## Given request
Search the listing below for the string "name" and copy every line where it occurs.
[Start of Data to process]
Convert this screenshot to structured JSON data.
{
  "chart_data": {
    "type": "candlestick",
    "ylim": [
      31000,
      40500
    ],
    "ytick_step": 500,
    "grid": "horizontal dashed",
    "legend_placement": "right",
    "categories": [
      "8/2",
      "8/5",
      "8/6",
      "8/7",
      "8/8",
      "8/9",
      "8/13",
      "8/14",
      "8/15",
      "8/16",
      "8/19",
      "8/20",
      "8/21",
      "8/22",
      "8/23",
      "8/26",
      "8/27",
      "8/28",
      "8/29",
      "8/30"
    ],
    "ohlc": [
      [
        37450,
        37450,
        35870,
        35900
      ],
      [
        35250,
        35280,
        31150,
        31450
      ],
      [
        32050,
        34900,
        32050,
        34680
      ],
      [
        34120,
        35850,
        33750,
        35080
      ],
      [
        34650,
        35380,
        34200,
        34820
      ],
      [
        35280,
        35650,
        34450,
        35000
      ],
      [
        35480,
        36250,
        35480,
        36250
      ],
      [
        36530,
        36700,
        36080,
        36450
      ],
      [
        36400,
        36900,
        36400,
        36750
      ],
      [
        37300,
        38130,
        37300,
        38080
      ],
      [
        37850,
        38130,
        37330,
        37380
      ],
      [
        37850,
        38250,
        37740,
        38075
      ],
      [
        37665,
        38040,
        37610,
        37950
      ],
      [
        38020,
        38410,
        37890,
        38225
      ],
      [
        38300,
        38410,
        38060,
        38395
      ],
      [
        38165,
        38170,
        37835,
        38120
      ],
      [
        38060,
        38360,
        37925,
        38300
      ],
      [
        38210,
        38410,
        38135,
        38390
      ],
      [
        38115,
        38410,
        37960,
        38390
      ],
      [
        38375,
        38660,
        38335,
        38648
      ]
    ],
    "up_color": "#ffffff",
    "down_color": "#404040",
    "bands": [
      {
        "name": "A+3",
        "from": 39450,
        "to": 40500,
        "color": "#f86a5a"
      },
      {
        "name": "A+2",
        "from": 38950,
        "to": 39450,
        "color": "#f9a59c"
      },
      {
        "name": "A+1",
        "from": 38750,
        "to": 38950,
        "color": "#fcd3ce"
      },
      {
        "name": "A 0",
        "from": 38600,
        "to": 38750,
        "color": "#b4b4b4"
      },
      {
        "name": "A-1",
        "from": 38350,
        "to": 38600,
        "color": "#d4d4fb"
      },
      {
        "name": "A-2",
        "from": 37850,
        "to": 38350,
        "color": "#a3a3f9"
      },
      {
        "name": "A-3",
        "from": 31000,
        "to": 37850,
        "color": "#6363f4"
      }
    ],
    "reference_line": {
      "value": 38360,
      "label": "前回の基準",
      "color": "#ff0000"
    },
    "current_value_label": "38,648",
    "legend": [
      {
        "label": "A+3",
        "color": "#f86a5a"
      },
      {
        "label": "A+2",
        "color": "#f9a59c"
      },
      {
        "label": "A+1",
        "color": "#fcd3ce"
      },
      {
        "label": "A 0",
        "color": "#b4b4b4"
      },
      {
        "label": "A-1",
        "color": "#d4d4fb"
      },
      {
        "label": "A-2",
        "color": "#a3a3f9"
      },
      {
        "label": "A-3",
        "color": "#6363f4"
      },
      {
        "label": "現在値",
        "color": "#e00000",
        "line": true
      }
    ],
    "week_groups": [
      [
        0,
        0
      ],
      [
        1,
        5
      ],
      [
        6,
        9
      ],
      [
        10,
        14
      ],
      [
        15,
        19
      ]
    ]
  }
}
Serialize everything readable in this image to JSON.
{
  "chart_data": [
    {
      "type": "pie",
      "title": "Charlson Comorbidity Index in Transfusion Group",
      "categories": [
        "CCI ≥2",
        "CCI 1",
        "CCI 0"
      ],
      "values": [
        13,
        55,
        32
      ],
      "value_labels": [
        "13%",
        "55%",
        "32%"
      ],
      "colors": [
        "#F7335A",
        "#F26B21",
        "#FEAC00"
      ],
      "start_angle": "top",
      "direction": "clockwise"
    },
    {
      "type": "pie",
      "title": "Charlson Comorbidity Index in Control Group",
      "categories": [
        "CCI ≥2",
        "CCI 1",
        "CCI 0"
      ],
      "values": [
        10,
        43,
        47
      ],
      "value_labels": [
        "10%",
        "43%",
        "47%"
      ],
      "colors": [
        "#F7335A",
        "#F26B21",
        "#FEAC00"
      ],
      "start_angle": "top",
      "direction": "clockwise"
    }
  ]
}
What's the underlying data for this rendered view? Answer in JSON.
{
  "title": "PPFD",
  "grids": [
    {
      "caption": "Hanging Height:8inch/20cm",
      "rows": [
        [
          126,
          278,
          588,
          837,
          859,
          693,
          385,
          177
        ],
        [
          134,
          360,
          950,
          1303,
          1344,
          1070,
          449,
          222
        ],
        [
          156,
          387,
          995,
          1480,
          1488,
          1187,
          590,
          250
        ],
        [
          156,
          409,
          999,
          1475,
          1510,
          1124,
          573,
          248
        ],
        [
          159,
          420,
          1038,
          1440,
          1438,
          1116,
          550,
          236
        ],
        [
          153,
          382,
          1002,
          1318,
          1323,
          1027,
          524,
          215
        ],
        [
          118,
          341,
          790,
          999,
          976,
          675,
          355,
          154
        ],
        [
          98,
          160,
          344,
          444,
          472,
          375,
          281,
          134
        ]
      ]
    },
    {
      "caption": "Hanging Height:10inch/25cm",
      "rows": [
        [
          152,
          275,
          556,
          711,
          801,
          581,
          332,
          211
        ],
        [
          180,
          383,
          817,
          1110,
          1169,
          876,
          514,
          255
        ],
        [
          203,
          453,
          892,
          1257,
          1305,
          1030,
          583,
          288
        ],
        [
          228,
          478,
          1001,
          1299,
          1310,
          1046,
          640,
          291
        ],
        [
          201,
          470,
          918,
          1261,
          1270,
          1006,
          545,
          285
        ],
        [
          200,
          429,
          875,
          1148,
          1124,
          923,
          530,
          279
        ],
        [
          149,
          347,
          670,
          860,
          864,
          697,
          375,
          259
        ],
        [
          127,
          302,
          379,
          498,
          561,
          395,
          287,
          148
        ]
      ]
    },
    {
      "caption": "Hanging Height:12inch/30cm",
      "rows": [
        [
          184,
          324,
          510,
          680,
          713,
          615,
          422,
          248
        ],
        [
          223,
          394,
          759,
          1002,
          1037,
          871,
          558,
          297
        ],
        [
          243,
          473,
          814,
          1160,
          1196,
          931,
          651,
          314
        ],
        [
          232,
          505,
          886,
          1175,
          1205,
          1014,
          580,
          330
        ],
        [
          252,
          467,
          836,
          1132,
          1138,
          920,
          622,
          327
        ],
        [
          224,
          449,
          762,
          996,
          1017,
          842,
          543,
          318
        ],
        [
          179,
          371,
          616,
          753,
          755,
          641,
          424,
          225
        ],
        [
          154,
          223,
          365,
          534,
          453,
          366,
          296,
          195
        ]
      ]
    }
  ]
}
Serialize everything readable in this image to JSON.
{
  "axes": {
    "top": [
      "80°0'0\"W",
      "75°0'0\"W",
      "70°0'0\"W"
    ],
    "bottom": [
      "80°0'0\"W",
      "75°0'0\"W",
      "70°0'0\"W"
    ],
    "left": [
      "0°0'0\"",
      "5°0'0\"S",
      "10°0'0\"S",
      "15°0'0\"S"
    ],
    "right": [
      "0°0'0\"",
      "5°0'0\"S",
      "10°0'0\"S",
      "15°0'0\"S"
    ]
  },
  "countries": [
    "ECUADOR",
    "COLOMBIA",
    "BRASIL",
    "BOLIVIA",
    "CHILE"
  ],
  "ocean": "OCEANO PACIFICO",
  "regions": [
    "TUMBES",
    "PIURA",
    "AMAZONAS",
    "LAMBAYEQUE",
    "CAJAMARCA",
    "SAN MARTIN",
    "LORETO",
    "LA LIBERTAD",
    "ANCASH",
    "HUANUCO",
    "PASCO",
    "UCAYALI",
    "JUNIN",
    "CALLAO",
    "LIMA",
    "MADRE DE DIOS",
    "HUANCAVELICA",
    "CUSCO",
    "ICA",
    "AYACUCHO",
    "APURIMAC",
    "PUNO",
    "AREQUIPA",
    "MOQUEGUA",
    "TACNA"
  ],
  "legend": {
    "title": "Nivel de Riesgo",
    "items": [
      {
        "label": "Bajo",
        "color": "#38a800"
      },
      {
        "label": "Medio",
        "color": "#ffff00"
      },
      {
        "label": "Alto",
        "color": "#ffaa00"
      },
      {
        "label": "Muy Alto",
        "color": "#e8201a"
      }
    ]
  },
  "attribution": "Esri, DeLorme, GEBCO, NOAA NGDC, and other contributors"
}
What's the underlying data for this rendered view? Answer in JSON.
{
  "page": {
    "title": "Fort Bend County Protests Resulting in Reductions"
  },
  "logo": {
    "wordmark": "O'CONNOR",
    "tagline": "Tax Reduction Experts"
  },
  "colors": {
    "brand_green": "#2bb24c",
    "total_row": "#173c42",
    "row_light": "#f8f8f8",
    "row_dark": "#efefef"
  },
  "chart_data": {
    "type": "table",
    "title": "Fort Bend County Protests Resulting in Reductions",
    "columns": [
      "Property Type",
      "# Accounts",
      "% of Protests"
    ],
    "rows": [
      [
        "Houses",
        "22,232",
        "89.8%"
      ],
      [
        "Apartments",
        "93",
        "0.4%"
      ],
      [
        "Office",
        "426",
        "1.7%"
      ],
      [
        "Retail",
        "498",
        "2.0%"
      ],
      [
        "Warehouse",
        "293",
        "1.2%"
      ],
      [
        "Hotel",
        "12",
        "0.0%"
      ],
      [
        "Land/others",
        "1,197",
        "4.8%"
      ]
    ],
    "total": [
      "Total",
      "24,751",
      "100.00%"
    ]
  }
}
[End of Data to process]
## Answer to this problem
        "name": "A+3",
        "name": "A+2",
        "name": "A+1",
        "name": "A 0",
        "name": "A-1",
        "name": "A-2",
        "name": "A-3",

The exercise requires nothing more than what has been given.